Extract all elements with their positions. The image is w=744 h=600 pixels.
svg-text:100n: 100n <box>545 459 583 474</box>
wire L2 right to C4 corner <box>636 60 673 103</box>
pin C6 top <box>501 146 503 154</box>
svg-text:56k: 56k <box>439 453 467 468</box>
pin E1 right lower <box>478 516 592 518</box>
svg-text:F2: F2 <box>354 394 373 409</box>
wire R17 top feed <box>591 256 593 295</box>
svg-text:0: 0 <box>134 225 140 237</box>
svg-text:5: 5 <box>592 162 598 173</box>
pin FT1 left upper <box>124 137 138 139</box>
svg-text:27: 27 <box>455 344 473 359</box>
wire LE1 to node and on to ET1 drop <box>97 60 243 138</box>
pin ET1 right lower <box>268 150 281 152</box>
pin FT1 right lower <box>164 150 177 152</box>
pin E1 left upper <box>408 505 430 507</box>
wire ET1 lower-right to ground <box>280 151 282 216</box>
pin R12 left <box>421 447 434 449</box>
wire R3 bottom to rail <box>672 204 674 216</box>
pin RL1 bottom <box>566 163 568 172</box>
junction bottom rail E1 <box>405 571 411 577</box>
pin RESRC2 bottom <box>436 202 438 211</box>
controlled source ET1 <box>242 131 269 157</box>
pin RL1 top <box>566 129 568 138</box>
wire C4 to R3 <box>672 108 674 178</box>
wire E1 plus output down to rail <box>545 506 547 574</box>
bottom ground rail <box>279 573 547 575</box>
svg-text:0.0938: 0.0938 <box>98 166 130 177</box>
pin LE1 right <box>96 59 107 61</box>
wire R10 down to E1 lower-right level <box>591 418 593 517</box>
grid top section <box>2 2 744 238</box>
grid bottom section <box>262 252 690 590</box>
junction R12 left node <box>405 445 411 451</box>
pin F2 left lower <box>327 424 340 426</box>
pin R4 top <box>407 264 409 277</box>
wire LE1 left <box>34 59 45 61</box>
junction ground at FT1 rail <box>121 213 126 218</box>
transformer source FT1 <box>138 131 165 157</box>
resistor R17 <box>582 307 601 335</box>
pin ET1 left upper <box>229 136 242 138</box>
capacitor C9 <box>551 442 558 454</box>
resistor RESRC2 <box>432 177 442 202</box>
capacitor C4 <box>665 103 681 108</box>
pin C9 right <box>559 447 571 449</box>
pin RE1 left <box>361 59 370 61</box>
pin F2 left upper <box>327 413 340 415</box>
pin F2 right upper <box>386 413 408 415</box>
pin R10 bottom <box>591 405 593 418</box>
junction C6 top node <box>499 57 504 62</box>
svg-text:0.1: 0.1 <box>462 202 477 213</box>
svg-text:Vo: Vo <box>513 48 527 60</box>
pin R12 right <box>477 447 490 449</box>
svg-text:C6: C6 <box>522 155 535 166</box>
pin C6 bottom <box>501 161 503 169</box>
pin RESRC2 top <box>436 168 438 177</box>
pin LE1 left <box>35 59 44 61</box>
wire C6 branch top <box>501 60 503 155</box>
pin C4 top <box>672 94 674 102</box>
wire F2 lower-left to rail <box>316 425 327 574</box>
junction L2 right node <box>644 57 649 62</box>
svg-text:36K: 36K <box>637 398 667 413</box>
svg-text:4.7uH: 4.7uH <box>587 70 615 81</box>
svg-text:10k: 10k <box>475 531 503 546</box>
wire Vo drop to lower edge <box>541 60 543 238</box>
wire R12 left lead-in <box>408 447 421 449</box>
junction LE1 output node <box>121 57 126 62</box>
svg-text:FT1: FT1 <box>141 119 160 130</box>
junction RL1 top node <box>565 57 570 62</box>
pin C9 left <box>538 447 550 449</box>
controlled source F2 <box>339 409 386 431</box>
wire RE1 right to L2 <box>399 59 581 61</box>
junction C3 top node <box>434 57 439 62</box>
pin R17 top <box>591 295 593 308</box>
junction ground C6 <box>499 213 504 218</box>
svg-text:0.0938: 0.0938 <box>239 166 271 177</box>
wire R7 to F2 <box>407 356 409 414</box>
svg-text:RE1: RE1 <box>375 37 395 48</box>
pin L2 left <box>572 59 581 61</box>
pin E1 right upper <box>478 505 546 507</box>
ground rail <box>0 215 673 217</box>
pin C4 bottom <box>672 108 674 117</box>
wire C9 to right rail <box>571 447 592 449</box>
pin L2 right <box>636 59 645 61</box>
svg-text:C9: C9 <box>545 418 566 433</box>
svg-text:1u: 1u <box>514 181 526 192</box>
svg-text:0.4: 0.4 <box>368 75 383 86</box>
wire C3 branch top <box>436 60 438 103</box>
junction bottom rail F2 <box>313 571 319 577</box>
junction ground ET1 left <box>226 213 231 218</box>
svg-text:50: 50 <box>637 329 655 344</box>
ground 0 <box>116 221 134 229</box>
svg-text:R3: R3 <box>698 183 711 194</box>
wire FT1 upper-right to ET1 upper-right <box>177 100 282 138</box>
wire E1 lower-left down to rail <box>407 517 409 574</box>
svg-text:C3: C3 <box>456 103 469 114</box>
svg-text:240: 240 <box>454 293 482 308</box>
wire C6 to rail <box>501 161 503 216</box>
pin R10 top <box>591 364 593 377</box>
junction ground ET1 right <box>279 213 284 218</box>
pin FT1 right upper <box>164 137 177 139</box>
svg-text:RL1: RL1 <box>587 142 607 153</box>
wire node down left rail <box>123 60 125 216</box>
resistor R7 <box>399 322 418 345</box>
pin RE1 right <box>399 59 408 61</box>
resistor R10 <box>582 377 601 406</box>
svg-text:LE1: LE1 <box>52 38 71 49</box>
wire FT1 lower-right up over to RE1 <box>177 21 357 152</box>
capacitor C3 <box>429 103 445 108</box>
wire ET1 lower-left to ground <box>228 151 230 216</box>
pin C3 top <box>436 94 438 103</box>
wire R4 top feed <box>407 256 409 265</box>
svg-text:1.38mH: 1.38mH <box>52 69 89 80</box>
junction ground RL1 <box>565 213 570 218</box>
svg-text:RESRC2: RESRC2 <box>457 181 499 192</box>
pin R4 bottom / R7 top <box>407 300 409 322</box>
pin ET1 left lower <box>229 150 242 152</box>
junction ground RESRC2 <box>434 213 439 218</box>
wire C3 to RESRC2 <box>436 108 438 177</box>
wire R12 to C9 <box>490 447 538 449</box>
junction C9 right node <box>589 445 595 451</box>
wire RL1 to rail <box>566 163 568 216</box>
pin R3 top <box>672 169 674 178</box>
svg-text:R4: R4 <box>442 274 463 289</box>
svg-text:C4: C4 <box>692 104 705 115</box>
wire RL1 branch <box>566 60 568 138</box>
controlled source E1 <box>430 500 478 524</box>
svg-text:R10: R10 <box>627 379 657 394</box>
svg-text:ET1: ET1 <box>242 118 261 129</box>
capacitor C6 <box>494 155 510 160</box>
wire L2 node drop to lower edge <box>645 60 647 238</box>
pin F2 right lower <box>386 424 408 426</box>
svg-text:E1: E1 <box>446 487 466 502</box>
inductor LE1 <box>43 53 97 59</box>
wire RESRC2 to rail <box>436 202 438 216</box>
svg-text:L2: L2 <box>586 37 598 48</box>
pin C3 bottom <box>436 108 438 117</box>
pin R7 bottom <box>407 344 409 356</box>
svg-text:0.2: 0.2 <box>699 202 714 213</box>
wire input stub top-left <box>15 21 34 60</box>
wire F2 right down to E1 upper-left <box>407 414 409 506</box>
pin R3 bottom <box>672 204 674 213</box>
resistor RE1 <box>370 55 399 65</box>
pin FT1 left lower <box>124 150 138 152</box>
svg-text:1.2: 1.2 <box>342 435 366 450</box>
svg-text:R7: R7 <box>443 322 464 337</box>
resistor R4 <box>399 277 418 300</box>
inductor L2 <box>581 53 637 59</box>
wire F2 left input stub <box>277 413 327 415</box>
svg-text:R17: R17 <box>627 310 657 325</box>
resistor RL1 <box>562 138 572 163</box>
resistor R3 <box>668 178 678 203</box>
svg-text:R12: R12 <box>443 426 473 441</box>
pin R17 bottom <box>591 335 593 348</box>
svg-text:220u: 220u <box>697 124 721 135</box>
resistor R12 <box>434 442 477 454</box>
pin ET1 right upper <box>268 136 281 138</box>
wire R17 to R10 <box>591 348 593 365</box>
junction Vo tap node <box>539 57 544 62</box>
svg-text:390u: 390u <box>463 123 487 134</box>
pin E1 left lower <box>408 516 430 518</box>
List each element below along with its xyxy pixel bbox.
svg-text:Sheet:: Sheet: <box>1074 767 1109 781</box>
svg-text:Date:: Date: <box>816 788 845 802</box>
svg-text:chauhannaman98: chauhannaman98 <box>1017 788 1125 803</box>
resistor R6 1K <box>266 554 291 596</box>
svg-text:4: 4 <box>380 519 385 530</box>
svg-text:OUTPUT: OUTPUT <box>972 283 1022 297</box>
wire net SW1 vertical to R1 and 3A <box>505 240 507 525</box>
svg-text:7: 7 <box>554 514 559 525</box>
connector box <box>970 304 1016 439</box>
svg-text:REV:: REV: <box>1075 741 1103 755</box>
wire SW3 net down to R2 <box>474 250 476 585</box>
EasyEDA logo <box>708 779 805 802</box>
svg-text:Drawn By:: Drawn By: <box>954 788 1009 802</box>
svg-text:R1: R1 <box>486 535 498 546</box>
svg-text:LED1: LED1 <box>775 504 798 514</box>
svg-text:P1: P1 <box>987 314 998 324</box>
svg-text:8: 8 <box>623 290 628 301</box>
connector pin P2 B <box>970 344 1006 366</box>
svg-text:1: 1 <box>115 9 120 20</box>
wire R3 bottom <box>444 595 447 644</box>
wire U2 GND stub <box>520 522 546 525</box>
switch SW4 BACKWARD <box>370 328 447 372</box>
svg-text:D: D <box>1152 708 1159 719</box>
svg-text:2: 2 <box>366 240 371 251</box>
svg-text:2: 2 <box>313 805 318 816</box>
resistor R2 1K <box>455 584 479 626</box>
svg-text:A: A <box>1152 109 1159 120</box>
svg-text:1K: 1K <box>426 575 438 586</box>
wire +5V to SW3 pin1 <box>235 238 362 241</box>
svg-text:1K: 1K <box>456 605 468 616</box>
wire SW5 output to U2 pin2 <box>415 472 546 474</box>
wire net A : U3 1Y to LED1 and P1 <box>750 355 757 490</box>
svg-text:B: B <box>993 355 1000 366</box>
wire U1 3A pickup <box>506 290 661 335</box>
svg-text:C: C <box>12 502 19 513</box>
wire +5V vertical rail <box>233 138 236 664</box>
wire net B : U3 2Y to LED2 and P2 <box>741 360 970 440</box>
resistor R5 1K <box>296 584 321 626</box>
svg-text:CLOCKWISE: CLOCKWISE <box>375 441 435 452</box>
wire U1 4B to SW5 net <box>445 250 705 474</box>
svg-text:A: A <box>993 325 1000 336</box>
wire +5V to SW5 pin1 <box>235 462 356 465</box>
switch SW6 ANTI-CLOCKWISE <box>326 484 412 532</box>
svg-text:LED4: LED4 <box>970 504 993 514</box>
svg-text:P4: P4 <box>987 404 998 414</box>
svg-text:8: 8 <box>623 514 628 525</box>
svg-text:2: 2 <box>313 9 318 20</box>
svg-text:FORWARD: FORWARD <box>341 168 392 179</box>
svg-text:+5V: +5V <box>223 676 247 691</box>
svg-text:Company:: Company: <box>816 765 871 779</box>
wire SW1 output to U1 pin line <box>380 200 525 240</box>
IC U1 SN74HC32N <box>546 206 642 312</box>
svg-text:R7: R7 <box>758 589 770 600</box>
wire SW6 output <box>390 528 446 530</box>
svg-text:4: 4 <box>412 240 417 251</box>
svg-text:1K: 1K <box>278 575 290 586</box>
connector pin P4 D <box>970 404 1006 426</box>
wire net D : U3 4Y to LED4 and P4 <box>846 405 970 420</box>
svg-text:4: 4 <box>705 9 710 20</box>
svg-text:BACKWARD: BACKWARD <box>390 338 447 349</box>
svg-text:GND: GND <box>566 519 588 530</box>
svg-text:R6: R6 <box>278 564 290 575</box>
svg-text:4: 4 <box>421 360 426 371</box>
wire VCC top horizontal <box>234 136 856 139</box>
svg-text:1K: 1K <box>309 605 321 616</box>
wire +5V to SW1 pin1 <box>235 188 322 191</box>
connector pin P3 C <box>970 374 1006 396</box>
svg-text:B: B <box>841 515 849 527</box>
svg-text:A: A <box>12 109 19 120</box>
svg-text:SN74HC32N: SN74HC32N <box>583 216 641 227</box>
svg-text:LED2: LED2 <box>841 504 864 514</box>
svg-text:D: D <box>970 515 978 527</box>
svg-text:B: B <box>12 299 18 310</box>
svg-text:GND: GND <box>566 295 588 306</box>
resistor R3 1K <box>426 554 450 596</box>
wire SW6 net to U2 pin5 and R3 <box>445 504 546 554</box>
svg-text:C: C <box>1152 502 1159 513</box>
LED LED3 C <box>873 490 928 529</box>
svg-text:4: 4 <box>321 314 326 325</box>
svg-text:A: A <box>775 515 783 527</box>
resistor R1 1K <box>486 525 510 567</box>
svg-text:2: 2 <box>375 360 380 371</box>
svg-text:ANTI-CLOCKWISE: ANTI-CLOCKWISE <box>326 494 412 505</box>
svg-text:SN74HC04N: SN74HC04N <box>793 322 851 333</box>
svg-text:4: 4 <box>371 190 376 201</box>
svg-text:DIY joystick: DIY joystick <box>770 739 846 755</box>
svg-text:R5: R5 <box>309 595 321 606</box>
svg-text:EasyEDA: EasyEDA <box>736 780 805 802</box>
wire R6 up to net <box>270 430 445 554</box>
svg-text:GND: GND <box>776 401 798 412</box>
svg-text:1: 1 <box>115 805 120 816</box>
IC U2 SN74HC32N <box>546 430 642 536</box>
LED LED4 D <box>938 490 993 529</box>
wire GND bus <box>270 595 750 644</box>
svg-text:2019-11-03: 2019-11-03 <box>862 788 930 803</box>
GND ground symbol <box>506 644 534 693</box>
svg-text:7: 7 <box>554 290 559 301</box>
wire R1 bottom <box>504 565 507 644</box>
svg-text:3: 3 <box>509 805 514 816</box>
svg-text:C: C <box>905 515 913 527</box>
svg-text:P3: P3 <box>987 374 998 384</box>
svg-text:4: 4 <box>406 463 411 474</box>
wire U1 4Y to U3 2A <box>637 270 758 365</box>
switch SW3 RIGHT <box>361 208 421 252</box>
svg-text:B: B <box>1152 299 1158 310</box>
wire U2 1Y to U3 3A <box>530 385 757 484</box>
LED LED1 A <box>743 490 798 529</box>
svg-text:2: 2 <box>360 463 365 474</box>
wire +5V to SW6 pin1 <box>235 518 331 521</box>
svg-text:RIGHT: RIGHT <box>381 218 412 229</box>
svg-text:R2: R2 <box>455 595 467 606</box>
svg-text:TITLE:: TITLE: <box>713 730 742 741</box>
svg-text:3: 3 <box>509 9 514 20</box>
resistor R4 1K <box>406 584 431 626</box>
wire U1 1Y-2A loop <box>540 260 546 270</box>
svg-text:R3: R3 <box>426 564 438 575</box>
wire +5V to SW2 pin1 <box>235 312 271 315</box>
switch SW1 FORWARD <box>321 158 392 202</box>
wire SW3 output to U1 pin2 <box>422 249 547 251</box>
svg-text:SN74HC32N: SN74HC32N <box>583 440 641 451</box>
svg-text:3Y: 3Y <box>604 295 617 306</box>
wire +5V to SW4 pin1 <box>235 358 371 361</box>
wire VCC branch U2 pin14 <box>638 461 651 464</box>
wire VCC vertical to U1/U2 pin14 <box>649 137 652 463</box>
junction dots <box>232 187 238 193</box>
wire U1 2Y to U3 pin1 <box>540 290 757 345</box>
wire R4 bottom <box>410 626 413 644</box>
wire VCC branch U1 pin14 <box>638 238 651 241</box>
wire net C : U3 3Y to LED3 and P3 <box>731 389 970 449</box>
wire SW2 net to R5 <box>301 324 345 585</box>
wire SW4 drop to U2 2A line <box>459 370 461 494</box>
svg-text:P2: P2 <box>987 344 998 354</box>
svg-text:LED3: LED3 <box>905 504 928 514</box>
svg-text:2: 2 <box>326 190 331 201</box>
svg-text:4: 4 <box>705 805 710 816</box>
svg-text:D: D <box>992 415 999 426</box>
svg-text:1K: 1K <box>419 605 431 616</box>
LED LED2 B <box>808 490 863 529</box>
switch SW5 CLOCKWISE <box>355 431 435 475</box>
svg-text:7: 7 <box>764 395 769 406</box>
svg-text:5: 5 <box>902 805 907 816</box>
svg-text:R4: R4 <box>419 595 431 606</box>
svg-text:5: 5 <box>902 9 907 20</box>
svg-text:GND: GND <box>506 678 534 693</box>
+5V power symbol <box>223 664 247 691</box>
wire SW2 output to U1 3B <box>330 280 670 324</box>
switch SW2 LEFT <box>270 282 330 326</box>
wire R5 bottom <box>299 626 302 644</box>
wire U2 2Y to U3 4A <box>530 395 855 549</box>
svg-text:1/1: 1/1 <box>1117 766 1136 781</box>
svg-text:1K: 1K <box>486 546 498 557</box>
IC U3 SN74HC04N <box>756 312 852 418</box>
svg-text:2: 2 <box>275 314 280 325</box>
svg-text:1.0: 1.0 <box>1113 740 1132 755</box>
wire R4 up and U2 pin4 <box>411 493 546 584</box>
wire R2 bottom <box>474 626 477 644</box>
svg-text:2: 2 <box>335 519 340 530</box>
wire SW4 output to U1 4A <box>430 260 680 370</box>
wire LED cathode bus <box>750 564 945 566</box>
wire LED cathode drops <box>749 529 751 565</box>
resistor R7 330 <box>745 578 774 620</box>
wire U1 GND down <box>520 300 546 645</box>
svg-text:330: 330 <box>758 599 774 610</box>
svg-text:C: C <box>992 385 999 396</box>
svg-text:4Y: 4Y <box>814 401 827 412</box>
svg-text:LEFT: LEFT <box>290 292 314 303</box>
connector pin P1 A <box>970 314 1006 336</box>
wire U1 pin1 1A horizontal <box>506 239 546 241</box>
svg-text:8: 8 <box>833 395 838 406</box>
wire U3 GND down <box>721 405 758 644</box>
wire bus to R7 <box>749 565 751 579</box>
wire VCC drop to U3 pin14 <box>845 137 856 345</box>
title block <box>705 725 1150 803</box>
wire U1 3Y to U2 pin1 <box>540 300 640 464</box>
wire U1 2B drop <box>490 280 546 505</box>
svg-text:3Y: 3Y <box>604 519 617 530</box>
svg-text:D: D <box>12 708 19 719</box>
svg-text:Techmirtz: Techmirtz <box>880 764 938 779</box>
---------------
Written instruction - Print the material from its first line through the line containing "svg-text:F2: F2 <box>354 394 373 409</box>", both included, copying each line without any change.

Output of the task -
Extract all elements with their positions. The image is w=744 h=600 pixels.
svg-text:100n: 100n <box>545 459 583 474</box>
wire L2 right to C4 corner <box>636 60 673 103</box>
pin C6 top <box>501 146 503 154</box>
svg-text:56k: 56k <box>439 453 467 468</box>
pin E1 right lower <box>478 516 592 518</box>
svg-text:F2: F2 <box>354 394 373 409</box>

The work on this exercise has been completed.